▸ **Given information**:
## begin

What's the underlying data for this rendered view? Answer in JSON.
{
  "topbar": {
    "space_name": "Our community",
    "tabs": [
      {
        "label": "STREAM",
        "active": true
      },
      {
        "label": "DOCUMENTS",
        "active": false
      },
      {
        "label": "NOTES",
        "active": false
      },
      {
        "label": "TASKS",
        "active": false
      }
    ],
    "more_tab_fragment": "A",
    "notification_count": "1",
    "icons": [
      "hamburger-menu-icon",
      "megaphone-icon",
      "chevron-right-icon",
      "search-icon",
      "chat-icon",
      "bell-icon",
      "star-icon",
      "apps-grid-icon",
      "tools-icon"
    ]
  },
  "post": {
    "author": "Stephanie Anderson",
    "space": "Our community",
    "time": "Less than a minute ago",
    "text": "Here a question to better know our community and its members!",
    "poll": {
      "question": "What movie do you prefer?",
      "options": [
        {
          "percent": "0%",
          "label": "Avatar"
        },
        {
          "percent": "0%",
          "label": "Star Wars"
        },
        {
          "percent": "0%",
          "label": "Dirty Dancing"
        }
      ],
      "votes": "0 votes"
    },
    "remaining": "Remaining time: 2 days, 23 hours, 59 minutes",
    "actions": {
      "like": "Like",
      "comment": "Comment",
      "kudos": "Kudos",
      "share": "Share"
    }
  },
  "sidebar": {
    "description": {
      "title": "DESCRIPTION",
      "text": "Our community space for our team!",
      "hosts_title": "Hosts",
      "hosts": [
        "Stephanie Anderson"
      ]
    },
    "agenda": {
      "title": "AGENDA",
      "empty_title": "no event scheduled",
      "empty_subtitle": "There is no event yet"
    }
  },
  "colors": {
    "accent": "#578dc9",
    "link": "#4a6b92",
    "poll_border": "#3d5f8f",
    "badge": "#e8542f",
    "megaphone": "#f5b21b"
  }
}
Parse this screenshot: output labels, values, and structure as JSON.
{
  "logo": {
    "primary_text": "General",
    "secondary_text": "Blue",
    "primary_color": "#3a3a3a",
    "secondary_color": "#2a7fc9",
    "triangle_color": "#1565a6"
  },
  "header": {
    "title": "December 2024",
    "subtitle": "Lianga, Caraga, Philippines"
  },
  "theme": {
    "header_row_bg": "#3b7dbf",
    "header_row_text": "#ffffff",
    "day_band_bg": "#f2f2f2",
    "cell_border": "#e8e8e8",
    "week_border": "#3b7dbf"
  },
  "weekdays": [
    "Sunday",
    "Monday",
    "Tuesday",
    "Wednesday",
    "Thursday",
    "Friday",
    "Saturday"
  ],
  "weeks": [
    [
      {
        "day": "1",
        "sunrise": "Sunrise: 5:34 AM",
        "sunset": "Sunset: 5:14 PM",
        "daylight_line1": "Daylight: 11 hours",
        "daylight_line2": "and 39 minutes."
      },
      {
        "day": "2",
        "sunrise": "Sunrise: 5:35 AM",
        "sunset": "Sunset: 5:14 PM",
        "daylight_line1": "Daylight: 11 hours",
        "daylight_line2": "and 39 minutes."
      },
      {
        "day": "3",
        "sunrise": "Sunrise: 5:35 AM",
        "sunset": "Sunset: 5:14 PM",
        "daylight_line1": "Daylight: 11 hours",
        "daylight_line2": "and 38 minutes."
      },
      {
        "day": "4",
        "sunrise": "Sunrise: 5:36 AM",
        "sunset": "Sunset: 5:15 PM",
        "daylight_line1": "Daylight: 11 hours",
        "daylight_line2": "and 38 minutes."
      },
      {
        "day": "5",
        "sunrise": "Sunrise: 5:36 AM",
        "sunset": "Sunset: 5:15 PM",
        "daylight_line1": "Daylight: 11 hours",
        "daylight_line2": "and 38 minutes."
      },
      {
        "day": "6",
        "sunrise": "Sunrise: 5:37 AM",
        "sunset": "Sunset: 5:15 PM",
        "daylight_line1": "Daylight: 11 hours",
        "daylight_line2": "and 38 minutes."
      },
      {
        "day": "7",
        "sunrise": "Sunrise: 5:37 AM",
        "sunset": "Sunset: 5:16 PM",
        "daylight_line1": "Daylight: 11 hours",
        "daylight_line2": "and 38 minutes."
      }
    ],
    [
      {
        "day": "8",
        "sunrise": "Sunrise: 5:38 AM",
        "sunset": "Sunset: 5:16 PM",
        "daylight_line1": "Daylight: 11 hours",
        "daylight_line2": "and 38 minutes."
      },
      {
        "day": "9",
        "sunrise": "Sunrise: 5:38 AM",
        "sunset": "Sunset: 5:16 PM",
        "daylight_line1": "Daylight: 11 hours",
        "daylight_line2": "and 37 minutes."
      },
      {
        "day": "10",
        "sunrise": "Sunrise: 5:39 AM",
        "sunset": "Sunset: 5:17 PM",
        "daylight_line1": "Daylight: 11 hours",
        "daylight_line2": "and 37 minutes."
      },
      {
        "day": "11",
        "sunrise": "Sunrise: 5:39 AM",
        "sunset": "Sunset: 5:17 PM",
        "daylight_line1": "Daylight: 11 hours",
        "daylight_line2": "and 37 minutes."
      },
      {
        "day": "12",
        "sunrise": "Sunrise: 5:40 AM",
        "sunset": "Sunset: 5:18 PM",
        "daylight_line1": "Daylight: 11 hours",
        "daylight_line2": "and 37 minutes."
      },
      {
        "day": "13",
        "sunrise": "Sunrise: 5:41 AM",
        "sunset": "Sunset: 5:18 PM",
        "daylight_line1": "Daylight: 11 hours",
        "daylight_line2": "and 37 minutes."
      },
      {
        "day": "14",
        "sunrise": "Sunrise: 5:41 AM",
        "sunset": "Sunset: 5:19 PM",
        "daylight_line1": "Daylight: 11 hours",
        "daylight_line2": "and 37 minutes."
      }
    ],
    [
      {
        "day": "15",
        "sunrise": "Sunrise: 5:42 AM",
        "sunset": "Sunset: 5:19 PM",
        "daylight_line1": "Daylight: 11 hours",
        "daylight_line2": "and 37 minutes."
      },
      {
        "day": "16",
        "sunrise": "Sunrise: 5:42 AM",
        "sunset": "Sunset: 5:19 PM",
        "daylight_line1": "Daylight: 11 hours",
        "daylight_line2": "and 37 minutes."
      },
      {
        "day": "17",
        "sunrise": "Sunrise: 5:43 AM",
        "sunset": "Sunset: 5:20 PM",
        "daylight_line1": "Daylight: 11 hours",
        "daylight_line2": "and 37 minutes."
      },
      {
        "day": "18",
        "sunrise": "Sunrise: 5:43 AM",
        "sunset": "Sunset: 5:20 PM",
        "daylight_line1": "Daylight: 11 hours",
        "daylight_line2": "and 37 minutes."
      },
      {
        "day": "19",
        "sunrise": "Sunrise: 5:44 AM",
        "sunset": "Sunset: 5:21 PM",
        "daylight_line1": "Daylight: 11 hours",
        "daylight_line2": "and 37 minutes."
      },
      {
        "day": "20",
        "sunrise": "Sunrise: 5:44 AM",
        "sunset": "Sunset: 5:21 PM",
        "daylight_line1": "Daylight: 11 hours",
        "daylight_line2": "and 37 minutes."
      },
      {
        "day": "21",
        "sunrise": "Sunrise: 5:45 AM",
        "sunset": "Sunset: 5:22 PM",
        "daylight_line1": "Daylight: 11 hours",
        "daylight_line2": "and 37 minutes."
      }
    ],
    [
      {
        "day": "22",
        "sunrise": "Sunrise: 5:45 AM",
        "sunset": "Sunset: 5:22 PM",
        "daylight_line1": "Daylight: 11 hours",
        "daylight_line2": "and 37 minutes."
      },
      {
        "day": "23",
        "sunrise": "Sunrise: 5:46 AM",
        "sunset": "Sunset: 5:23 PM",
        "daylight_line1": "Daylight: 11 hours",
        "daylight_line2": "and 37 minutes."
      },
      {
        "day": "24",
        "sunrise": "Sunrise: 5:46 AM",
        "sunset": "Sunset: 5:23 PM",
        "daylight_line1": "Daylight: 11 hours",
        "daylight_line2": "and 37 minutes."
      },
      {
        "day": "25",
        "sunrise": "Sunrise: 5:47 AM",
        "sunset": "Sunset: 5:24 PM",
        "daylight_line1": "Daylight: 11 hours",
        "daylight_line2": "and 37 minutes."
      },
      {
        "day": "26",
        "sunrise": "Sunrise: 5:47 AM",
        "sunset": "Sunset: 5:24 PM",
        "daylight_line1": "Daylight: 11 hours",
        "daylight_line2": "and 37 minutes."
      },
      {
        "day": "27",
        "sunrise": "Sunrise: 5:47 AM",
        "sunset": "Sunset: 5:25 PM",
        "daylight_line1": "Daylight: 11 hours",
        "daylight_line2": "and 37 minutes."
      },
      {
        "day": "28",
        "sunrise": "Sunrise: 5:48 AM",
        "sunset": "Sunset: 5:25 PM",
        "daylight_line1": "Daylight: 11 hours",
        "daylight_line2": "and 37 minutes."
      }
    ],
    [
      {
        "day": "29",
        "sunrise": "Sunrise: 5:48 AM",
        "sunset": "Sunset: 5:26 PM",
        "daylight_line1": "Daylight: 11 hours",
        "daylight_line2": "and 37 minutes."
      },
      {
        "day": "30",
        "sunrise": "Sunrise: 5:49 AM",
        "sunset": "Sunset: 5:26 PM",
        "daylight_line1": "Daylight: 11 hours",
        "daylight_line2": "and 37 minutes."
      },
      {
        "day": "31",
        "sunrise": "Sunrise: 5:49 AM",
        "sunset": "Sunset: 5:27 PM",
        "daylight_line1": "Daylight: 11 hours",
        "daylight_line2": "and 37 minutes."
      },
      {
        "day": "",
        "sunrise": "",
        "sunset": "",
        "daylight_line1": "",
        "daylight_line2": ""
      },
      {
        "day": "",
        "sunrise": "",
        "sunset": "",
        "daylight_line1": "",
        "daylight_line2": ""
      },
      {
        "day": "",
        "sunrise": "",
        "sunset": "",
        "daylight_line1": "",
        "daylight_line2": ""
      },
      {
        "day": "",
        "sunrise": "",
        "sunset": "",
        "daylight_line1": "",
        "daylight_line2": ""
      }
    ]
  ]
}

## end

▸ **Exercise details**: How many lines of these entries contain "question"? Answer with the number and nothing else.

▸ **Correct output**: 2